**SET TASK**
Can you reproduce every line below word for word, leaving out any picture?

**DATASET EXCERPTS**

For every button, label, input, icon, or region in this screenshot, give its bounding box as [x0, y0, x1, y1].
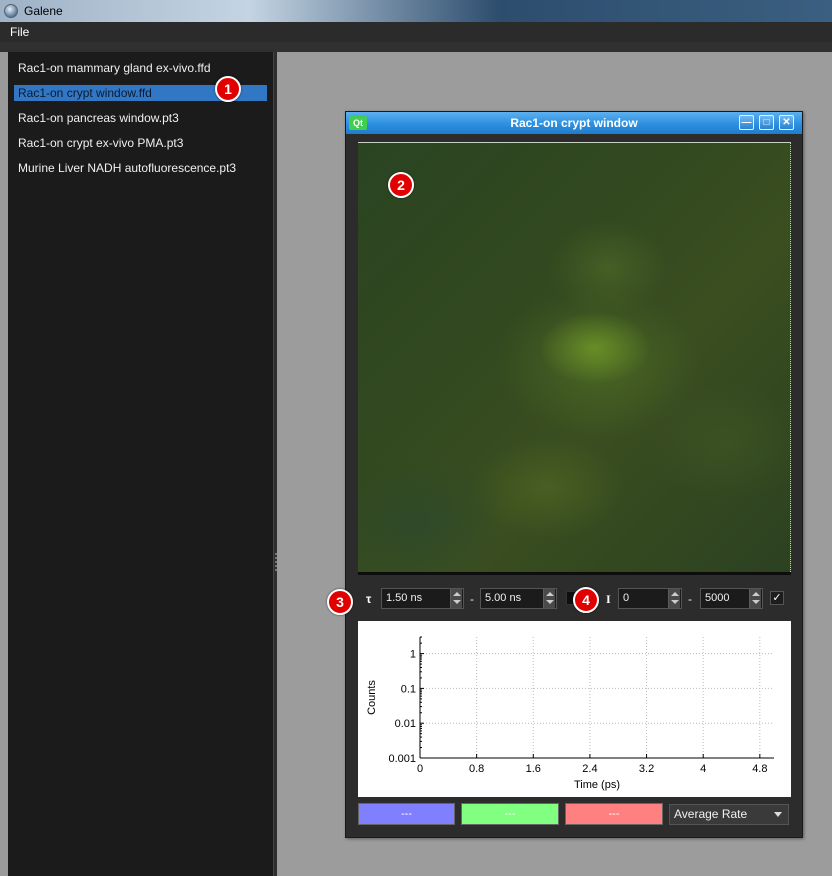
- auto-intensity-checkbox[interactable]: ✓: [770, 591, 784, 605]
- x-tick-label: 2.4: [582, 763, 597, 775]
- y-tick-label: 0.01: [395, 718, 416, 730]
- y-tick-label: 0.1: [401, 683, 416, 695]
- subwindow-titlebar[interactable]: Qt Rac1-on crypt window — □ ✕: [346, 112, 802, 134]
- minimize-button[interactable]: —: [739, 115, 754, 130]
- flim-image-view[interactable]: [358, 142, 791, 574]
- annotation-marker-1: 1: [215, 76, 241, 102]
- image-scrollbar: [358, 572, 791, 575]
- file-item[interactable]: Rac1-on crypt ex-vivo PMA.pt3: [8, 131, 267, 156]
- decay-plot: 0 0.8 1.6 2.4 3.2 4 4.8 1 0.1 0.01 0.001 Time (ps)…: [358, 621, 791, 797]
- intensity-range-separator: -: [688, 592, 692, 606]
- tau-range-separator: -: [470, 592, 474, 606]
- mode-select[interactable]: Average Rate: [669, 804, 789, 825]
- y-tick-label: 1: [410, 649, 416, 661]
- tau-min-spinbox[interactable]: 1.50 ns: [381, 588, 464, 609]
- intensity-max-spinbox[interactable]: 5000: [700, 588, 763, 609]
- mode-select-value: Average Rate: [674, 807, 748, 821]
- intensity-min-spin-arrows-icon[interactable]: [668, 589, 680, 608]
- chevron-down-icon: [774, 812, 782, 817]
- menubar: File: [0, 22, 832, 42]
- green-channel-button[interactable]: ---: [461, 803, 559, 825]
- y-tick-label: 0.001: [388, 753, 416, 765]
- tau-max-spin-arrows-icon[interactable]: [543, 589, 555, 608]
- subwindow-title: Rac1-on crypt window: [510, 116, 638, 130]
- maximize-button[interactable]: □: [759, 115, 774, 130]
- app-title: Galene: [24, 4, 63, 18]
- y-axis-label: Counts: [366, 680, 378, 715]
- x-tick-label: 1.6: [526, 763, 541, 775]
- file-item[interactable]: Murine Liver NADH autofluorescence.pt3: [8, 156, 267, 181]
- annotation-marker-3: 3: [327, 589, 353, 615]
- tau-symbol: τ: [366, 592, 372, 606]
- red-channel-button[interactable]: ---: [565, 803, 663, 825]
- decay-plot-svg: 0 0.8 1.6 2.4 3.2 4 4.8 1 0.1 0.01 0.001 Time (ps)…: [366, 636, 774, 791]
- tau-min-value: 1.50 ns: [386, 592, 423, 604]
- file-item[interactable]: Rac1-on pancreas window.pt3: [8, 106, 267, 131]
- x-tick-label: 4.8: [752, 763, 767, 775]
- x-tick-label: 4: [700, 763, 706, 775]
- tau-max-spinbox[interactable]: 5.00 ns: [480, 588, 557, 609]
- intensity-symbol: I: [606, 592, 611, 606]
- qt-icon: Qt: [349, 116, 367, 130]
- x-tick-label: 0.8: [469, 763, 484, 775]
- tau-max-value: 5.00 ns: [485, 592, 522, 604]
- intensity-max-value: 5000: [705, 592, 730, 604]
- intensity-min-spinbox[interactable]: 0: [618, 588, 682, 609]
- annotation-marker-4: 4: [573, 587, 599, 613]
- app-logo-icon: [4, 4, 18, 18]
- annotation-marker-2: 2: [388, 172, 414, 198]
- x-tick-label: 3.2: [639, 763, 654, 775]
- close-button[interactable]: ✕: [779, 115, 794, 130]
- intensity-min-value: 0: [623, 592, 630, 604]
- tau-min-spin-arrows-icon[interactable]: [450, 589, 462, 608]
- file-list-sidebar: Rac1-on mammary gland ex-vivo.ffd Rac1-o…: [8, 52, 274, 876]
- app-titlebar: Galene: [0, 0, 832, 22]
- menubar-divider: [0, 42, 832, 52]
- x-axis-label: Time (ps): [574, 779, 620, 791]
- x-tick-label: 0: [417, 763, 423, 775]
- blue-channel-button[interactable]: ---: [358, 803, 455, 825]
- intensity-max-spin-arrows-icon[interactable]: [749, 589, 761, 608]
- menu-file[interactable]: File: [10, 25, 29, 39]
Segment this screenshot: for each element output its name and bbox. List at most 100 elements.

**OUTPUT FOR THIS EXERCISE**
For every button, label, input, icon, or region in this screenshot, give its bounding box as [x0, y0, x1, y1].
- auto-intensity-checkbox[interactable]: ✓: [770, 591, 784, 605]
- x-tick-label: 2.4: [582, 763, 597, 775]
- y-tick-label: 0.01: [395, 718, 416, 730]
- y-tick-label: 0.1: [401, 683, 416, 695]
- subwindow-titlebar[interactable]: Qt Rac1-on crypt window — □ ✕: [346, 112, 802, 134]
- minimize-button[interactable]: —: [739, 115, 754, 130]
- flim-image-view[interactable]: [358, 142, 791, 574]
- annotation-marker-1: 1: [215, 76, 241, 102]
- image-scrollbar: [358, 572, 791, 575]
- file-item[interactable]: Rac1-on crypt ex-vivo PMA.pt3: [8, 131, 267, 156]
- decay-plot: 0 0.8 1.6 2.4 3.2 4 4.8 1 0.1 0.01 0.001 Time (ps)…: [358, 621, 791, 797]
- intensity-range-separator: -: [688, 592, 692, 606]
- tau-range-separator: -: [470, 592, 474, 606]
- mode-select[interactable]: Average Rate: [669, 804, 789, 825]
- y-tick-label: 1: [410, 649, 416, 661]
- tau-min-spinbox[interactable]: 1.50 ns: [381, 588, 464, 609]
- intensity-max-spinbox[interactable]: 5000: [700, 588, 763, 609]
- mode-select-value: Average Rate: [674, 807, 748, 821]
- intensity-min-spin-arrows-icon[interactable]: [668, 589, 680, 608]
- chevron-down-icon: [774, 812, 782, 817]
- menubar: File: [0, 22, 832, 42]
- green-channel-button[interactable]: ---: [461, 803, 559, 825]
- y-tick-label: 0.001: [388, 753, 416, 765]
- tau-max-spin-arrows-icon[interactable]: [543, 589, 555, 608]
- subwindow-title: Rac1-on crypt window: [510, 116, 638, 130]
- maximize-button[interactable]: □: [759, 115, 774, 130]
- app-title: Galene: [24, 4, 63, 18]
- y-axis-label: Counts: [366, 680, 378, 715]
- x-tick-label: 1.6: [526, 763, 541, 775]
- file-item[interactable]: Murine Liver NADH autofluorescence.pt3: [8, 156, 267, 181]
- annotation-marker-3: 3: [327, 589, 353, 615]
- tau-symbol: τ: [366, 592, 372, 606]
- red-channel-button[interactable]: ---: [565, 803, 663, 825]
- decay-plot-svg: 0 0.8 1.6 2.4 3.2 4 4.8 1 0.1 0.01 0.001 Time (ps)…: [366, 636, 774, 791]
- tau-min-value: 1.50 ns: [386, 592, 423, 604]
- file-item[interactable]: Rac1-on pancreas window.pt3: [8, 106, 267, 131]
- x-tick-label: 4.8: [752, 763, 767, 775]
- x-tick-label: 4: [700, 763, 706, 775]
- tau-max-spinbox[interactable]: 5.00 ns: [480, 588, 557, 609]
- intensity-symbol: I: [606, 592, 611, 606]
- qt-icon: Qt: [349, 116, 367, 130]
- x-tick-label: 0.8: [469, 763, 484, 775]
- tau-max-value: 5.00 ns: [485, 592, 522, 604]
- intensity-max-value: 5000: [705, 592, 730, 604]
- intensity-min-spinbox[interactable]: 0: [618, 588, 682, 609]
- annotation-marker-4: 4: [573, 587, 599, 613]
- app-logo-icon: [4, 4, 18, 18]
- annotation-marker-2: 2: [388, 172, 414, 198]
- x-tick-label: 3.2: [639, 763, 654, 775]
- close-button[interactable]: ✕: [779, 115, 794, 130]
- intensity-min-value: 0: [623, 592, 630, 604]
- tau-min-spin-arrows-icon[interactable]: [450, 589, 462, 608]
- file-list-sidebar: Rac1-on mammary gland ex-vivo.ffd Rac1-o…: [8, 52, 274, 876]
- app-titlebar: Galene: [0, 0, 832, 22]
- menubar-divider: [0, 42, 832, 52]
- x-axis-label: Time (ps): [574, 779, 620, 791]
- x-tick-label: 0: [417, 763, 423, 775]
- blue-channel-button[interactable]: ---: [358, 803, 455, 825]
- intensity-max-spin-arrows-icon[interactable]: [749, 589, 761, 608]
- menu-file[interactable]: File: [10, 25, 29, 39]
Segment this screenshot: for each element output its name and bbox. List at most 100 elements.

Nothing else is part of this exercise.